WORKING DATA —
......

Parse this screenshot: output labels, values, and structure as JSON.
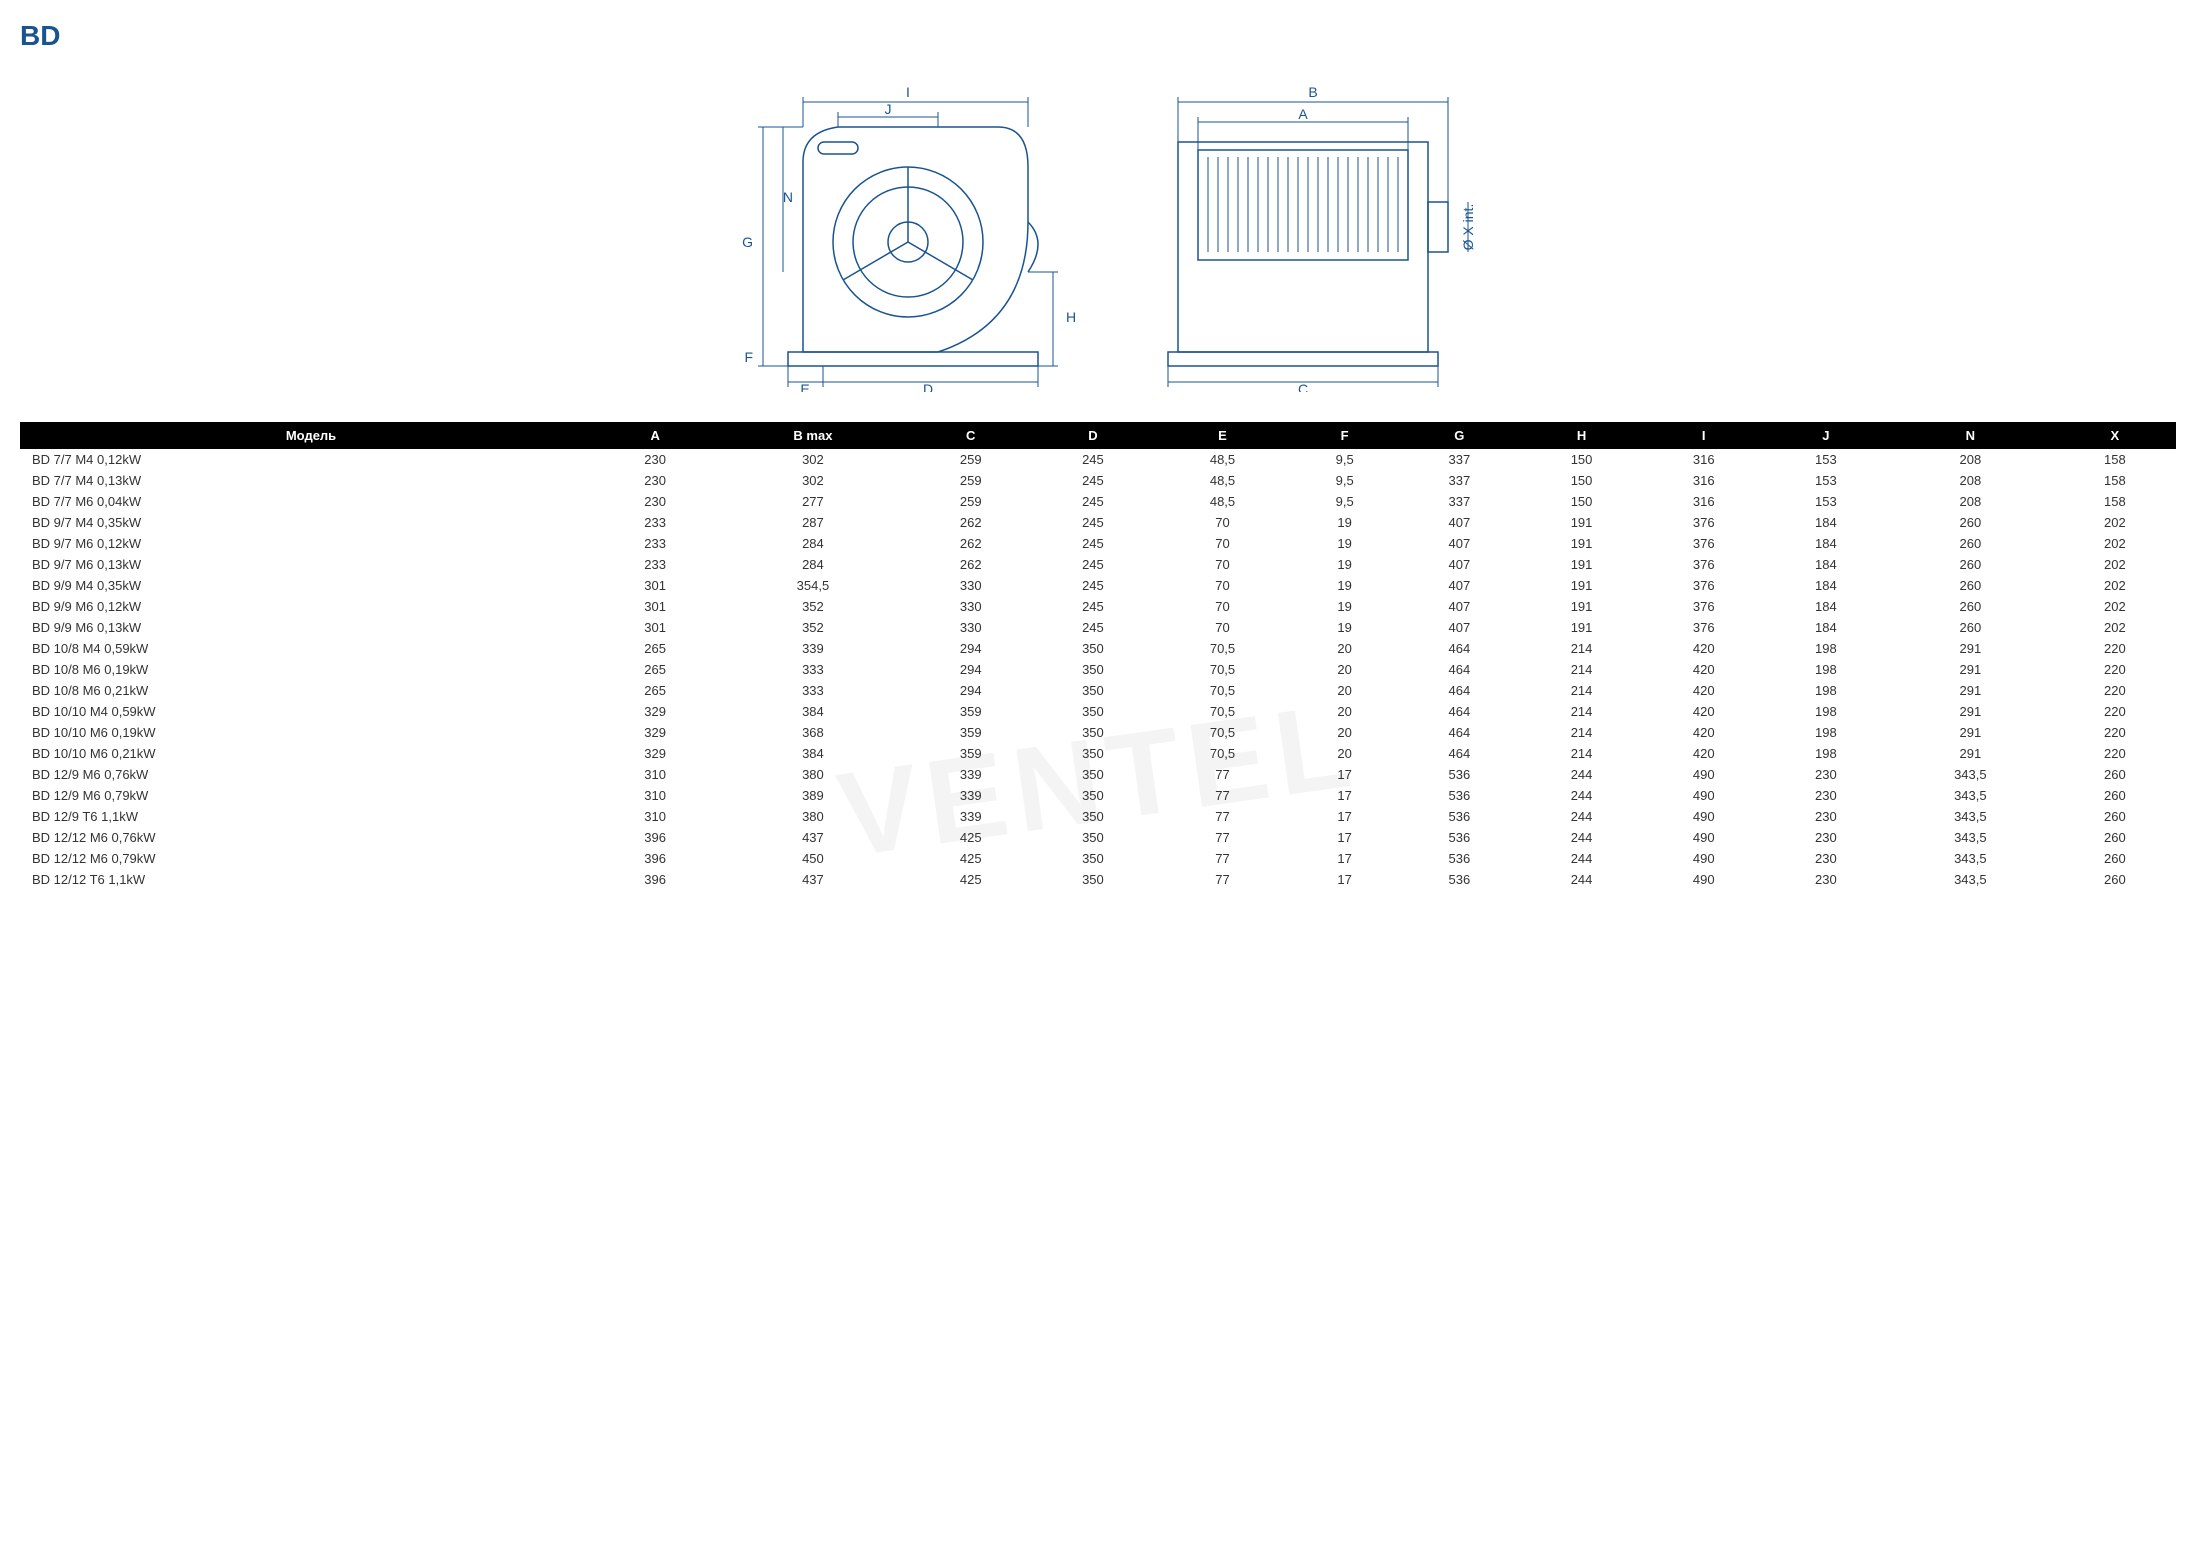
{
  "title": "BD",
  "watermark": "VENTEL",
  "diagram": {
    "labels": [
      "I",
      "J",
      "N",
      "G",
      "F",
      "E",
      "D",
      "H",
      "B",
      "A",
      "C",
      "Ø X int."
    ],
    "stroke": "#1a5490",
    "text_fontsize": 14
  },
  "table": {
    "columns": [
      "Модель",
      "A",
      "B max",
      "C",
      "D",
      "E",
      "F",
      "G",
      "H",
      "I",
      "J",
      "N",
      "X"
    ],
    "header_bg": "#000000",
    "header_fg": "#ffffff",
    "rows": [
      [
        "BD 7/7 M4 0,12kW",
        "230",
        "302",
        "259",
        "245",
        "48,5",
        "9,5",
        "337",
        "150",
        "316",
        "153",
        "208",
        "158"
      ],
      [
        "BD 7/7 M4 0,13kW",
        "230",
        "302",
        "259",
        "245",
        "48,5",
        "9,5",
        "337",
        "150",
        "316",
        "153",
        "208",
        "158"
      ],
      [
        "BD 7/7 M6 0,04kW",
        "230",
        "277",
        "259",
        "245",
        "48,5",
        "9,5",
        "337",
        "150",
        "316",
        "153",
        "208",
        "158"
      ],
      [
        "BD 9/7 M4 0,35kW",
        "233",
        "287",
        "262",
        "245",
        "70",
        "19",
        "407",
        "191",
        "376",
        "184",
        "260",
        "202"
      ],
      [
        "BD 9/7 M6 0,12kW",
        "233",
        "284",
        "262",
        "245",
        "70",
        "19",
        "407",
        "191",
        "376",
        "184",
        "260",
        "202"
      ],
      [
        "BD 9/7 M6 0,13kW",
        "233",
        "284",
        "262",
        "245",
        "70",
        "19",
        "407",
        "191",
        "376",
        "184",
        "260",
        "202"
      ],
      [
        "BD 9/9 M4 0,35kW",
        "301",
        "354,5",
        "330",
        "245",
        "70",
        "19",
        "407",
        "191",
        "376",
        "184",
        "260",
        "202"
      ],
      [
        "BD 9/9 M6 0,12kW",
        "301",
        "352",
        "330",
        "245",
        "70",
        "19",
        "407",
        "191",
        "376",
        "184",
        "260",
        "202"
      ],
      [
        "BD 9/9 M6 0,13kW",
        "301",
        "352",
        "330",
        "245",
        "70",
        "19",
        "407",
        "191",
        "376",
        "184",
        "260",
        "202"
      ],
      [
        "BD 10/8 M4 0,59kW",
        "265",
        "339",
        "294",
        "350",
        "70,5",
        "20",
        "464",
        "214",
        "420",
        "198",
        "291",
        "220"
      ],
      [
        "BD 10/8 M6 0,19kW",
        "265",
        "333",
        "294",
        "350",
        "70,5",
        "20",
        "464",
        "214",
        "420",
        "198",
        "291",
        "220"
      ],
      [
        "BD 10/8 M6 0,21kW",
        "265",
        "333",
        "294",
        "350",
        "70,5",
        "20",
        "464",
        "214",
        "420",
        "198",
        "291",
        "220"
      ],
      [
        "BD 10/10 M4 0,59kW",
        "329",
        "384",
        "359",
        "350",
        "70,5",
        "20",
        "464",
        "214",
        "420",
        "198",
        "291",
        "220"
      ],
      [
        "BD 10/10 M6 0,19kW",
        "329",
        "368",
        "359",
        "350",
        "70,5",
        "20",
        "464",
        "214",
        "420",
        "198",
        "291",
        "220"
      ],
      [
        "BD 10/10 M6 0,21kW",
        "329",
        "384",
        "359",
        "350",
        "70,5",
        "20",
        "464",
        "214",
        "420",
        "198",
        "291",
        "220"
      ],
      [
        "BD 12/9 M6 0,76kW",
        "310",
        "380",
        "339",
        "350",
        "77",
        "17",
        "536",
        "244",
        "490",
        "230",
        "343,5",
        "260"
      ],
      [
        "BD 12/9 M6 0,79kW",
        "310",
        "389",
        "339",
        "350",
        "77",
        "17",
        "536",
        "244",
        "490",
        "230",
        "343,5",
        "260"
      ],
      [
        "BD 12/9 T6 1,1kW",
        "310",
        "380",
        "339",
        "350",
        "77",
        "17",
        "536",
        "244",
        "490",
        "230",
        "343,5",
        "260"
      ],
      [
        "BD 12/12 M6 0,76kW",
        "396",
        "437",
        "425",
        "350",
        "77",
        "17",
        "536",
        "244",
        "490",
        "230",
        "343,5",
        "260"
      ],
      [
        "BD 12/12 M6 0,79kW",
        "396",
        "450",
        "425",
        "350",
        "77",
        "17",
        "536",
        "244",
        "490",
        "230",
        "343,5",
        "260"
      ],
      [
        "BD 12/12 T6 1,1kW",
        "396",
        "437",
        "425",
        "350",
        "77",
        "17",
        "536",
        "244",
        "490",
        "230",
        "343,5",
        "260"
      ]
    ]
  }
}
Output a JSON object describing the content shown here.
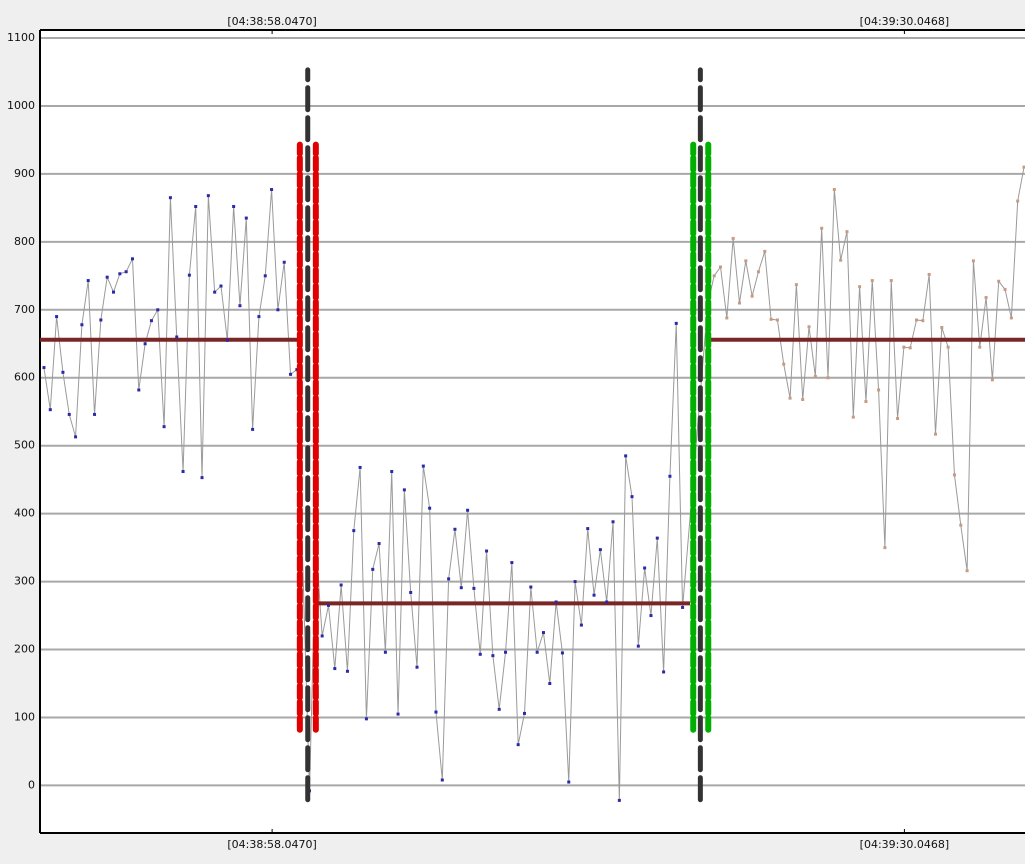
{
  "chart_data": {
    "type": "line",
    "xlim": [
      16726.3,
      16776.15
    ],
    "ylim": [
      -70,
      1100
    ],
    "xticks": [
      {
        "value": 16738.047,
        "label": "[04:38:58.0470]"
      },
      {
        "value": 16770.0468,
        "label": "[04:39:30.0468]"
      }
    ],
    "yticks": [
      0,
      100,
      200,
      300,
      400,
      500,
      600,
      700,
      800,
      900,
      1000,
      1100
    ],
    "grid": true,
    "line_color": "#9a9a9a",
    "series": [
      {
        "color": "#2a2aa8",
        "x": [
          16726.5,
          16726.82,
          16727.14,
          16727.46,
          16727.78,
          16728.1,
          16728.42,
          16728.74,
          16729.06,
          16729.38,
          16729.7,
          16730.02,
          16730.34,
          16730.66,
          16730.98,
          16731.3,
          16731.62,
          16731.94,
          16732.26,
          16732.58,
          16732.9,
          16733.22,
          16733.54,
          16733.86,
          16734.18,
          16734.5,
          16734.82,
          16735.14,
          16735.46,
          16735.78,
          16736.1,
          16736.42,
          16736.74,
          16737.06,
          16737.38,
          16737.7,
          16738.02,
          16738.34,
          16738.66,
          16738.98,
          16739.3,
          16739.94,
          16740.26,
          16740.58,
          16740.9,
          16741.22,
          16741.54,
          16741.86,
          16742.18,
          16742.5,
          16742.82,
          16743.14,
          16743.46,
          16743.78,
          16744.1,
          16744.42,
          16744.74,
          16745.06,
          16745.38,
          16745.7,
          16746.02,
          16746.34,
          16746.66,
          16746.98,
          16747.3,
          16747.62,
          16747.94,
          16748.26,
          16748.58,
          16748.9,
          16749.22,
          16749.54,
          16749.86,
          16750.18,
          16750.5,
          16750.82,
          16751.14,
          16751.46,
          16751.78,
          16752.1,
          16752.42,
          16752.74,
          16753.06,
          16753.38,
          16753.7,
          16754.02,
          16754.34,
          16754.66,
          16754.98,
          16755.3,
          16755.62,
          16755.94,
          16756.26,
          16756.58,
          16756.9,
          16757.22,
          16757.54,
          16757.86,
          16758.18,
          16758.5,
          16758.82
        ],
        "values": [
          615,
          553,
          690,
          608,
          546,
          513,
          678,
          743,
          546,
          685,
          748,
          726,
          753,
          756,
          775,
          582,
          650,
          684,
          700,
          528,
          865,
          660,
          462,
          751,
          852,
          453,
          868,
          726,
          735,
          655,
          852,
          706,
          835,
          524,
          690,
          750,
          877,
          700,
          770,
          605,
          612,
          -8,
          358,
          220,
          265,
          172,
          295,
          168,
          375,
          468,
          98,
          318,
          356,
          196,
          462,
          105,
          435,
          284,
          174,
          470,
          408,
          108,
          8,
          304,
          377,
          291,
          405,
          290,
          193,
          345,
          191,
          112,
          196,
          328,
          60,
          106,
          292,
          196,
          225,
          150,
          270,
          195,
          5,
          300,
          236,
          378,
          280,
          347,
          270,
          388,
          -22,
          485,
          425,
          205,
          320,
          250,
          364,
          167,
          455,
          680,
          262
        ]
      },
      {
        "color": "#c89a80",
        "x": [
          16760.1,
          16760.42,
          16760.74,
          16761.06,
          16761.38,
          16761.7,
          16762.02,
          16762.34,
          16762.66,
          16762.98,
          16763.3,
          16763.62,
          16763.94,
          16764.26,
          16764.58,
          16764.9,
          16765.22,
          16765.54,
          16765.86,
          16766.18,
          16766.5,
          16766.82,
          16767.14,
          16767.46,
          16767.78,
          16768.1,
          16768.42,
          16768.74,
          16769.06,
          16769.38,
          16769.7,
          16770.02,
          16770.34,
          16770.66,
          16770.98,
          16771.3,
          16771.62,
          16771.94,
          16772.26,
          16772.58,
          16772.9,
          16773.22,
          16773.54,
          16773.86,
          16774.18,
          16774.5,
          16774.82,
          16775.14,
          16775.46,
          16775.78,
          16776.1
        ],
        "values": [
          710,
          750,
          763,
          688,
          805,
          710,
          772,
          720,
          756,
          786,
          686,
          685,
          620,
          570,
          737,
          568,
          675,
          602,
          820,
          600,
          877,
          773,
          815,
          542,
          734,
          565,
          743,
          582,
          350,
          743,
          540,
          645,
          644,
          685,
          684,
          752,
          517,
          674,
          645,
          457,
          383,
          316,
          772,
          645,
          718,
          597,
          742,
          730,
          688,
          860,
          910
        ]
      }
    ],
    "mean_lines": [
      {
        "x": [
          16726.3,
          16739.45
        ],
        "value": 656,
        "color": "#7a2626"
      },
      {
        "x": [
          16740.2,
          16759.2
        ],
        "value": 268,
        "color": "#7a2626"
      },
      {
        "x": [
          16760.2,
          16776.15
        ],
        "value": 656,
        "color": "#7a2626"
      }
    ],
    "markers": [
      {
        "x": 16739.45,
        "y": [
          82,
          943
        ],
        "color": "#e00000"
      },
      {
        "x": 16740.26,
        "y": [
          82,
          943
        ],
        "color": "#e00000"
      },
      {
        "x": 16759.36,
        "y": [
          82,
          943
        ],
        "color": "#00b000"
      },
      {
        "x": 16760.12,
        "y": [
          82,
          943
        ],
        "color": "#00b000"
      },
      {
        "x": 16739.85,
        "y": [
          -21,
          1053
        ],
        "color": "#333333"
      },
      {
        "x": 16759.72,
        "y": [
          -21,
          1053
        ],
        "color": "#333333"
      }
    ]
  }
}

......

TO DO — Gather each line of the listing containing the word "JSON" and show it.

CORRECT RESPONSE —
Parse this screenshot: output labels, values, and structure as JSON.
Output a JSON object describing the content shown here.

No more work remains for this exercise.